● **WHAT NEEDS TO BE DONE**:
Pictures appear in the records below; write out everything else exactly.

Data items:
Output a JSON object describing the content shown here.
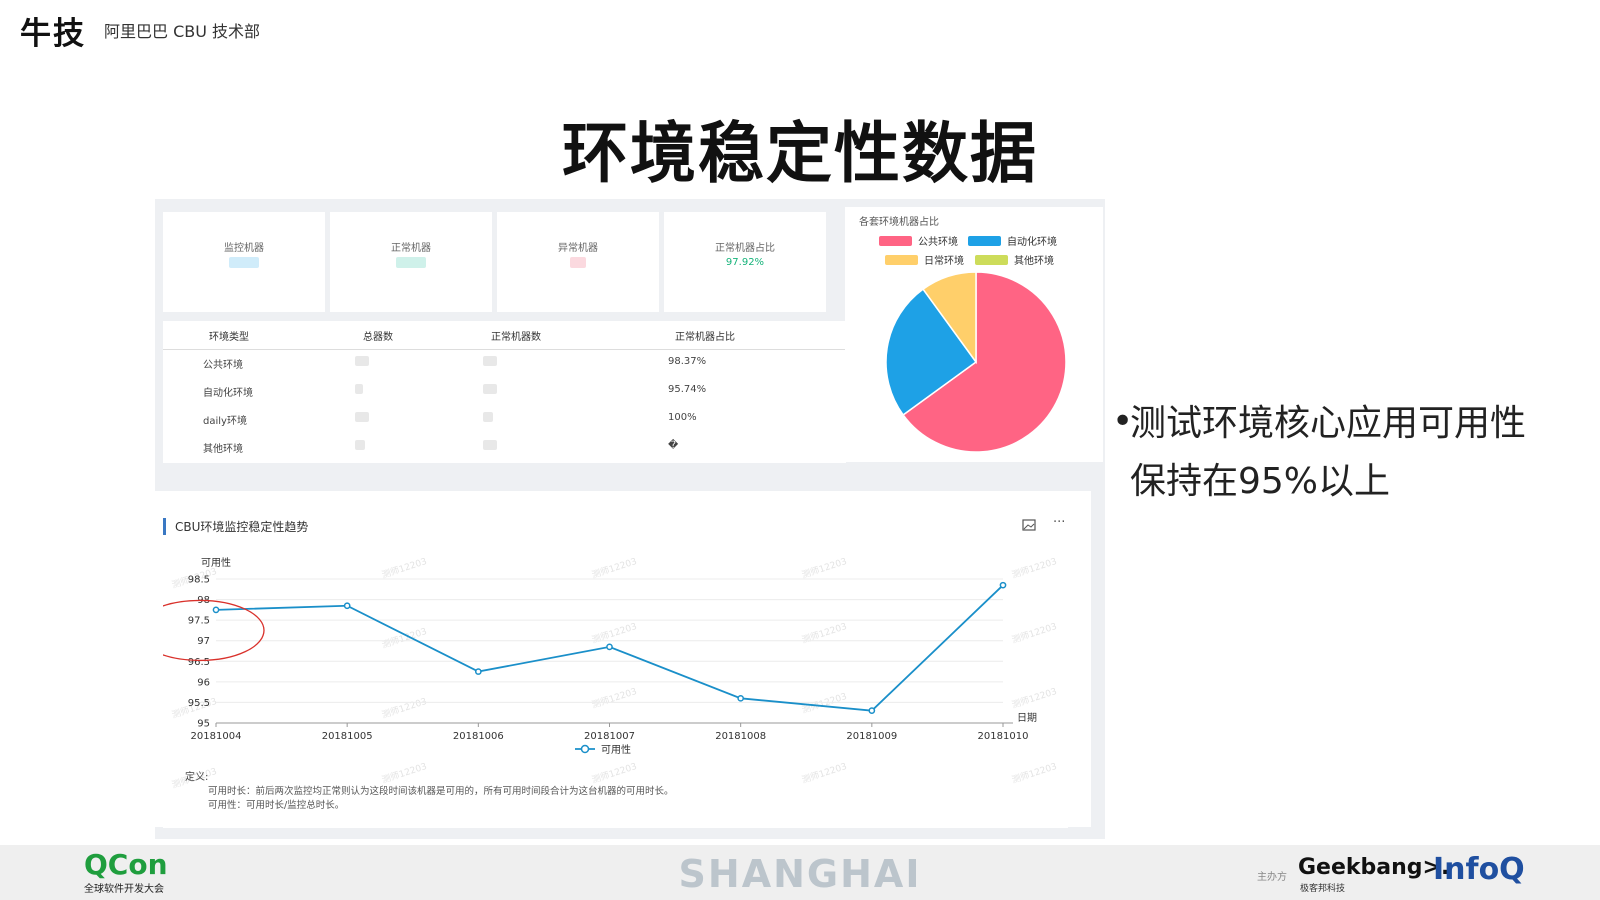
{
  "header": {
    "brand": "牛技",
    "org": "阿里巴巴 CBU 技术部"
  },
  "title": "环境稳定性数据",
  "cards": [
    {
      "label": "监控机器",
      "value": "",
      "blur_color": "#a9dcf5"
    },
    {
      "label": "正常机器",
      "value": "",
      "blur_color": "#a8e6d8"
    },
    {
      "label": "异常机器",
      "value": "",
      "blur_color": "#f7b9c4"
    },
    {
      "label": "正常机器占比",
      "value": "97.92%",
      "blur_color": ""
    }
  ],
  "table": {
    "headers": [
      "环境类型",
      "总器数",
      "正常机器数",
      "正常机器占比"
    ],
    "rows": [
      {
        "type": "公共环境",
        "ratio": "98.37%"
      },
      {
        "type": "自动化环境",
        "ratio": "95.74%"
      },
      {
        "type": "daily环境",
        "ratio": "100%"
      },
      {
        "type": "其他环境",
        "ratio": "�"
      }
    ]
  },
  "pie": {
    "title": "各套环境机器占比",
    "legend": [
      {
        "name": "公共环境",
        "color": "#ff6484"
      },
      {
        "name": "自动化环境",
        "color": "#1ea1e6"
      },
      {
        "name": "日常环境",
        "color": "#ffcf6a"
      },
      {
        "name": "其他环境",
        "color": "#cddc5a"
      }
    ],
    "shares": [
      0.65,
      0.25,
      0.1,
      0
    ]
  },
  "line_panel": {
    "title": "CBU环境监控稳定性趋势",
    "image_icon": "image-download-icon",
    "more_icon": "more-icon",
    "definition_label": "定义:",
    "definition_lines": [
      "可用时长：前后两次监控均正常则认为这段时间该机器是可用的，所有可用时间段合计为这台机器的可用时长。",
      "可用性：可用时长/监控总时长。"
    ],
    "watermark": "测师12203"
  },
  "chart_data": {
    "type": "line",
    "title": "",
    "ylabel": "可用性",
    "xlabel": "日期",
    "categories": [
      "20181004",
      "20181005",
      "20181006",
      "20181007",
      "20181008",
      "20181009",
      "20181010"
    ],
    "series": [
      {
        "name": "可用性",
        "values": [
          97.75,
          97.85,
          96.25,
          96.85,
          95.6,
          95.3,
          98.35
        ],
        "color": "#1a8fc9"
      }
    ],
    "ylim": [
      95,
      98.5
    ],
    "yticks": [
      "95",
      "95.5",
      "96",
      "96.5",
      "97",
      "97.5",
      "98",
      "98.5"
    ],
    "grid": true,
    "legend": "bottom"
  },
  "bullet": {
    "text": "测试环境核心应用可用性保持在95%以上"
  },
  "footer": {
    "qcon": "QCon",
    "qcon_sub": "全球软件开发大会",
    "city": "SHANGHAI",
    "sponsor_label": "主办方",
    "geek": "Geekbang>.",
    "geek_sub": "极客邦科技",
    "infoq": "InfoQ"
  }
}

● **SOLUTION BELOW**:
Output a JSON object describing the content shown here.
{
  "header": {
    "brand": "牛技",
    "org": "阿里巴巴 CBU 技术部"
  },
  "title": "环境稳定性数据",
  "cards": [
    {
      "label": "监控机器",
      "value": "",
      "blur_color": "#a9dcf5"
    },
    {
      "label": "正常机器",
      "value": "",
      "blur_color": "#a8e6d8"
    },
    {
      "label": "异常机器",
      "value": "",
      "blur_color": "#f7b9c4"
    },
    {
      "label": "正常机器占比",
      "value": "97.92%",
      "blur_color": ""
    }
  ],
  "table": {
    "headers": [
      "环境类型",
      "总器数",
      "正常机器数",
      "正常机器占比"
    ],
    "rows": [
      {
        "type": "公共环境",
        "ratio": "98.37%"
      },
      {
        "type": "自动化环境",
        "ratio": "95.74%"
      },
      {
        "type": "daily环境",
        "ratio": "100%"
      },
      {
        "type": "其他环境",
        "ratio": "�"
      }
    ]
  },
  "pie": {
    "title": "各套环境机器占比",
    "legend": [
      {
        "name": "公共环境",
        "color": "#ff6484"
      },
      {
        "name": "自动化环境",
        "color": "#1ea1e6"
      },
      {
        "name": "日常环境",
        "color": "#ffcf6a"
      },
      {
        "name": "其他环境",
        "color": "#cddc5a"
      }
    ],
    "shares": [
      0.65,
      0.25,
      0.1,
      0
    ]
  },
  "line_panel": {
    "title": "CBU环境监控稳定性趋势",
    "image_icon": "image-download-icon",
    "more_icon": "more-icon",
    "definition_label": "定义:",
    "definition_lines": [
      "可用时长：前后两次监控均正常则认为这段时间该机器是可用的，所有可用时间段合计为这台机器的可用时长。",
      "可用性：可用时长/监控总时长。"
    ],
    "watermark": "测师12203"
  },
  "chart_data": {
    "type": "line",
    "title": "",
    "ylabel": "可用性",
    "xlabel": "日期",
    "categories": [
      "20181004",
      "20181005",
      "20181006",
      "20181007",
      "20181008",
      "20181009",
      "20181010"
    ],
    "series": [
      {
        "name": "可用性",
        "values": [
          97.75,
          97.85,
          96.25,
          96.85,
          95.6,
          95.3,
          98.35
        ],
        "color": "#1a8fc9"
      }
    ],
    "ylim": [
      95,
      98.5
    ],
    "yticks": [
      "95",
      "95.5",
      "96",
      "96.5",
      "97",
      "97.5",
      "98",
      "98.5"
    ],
    "grid": true,
    "legend": "bottom"
  },
  "bullet": {
    "text": "测试环境核心应用可用性保持在95%以上"
  },
  "footer": {
    "qcon": "QCon",
    "qcon_sub": "全球软件开发大会",
    "city": "SHANGHAI",
    "sponsor_label": "主办方",
    "geek": "Geekbang>.",
    "geek_sub": "极客邦科技",
    "infoq": "InfoQ"
  }
}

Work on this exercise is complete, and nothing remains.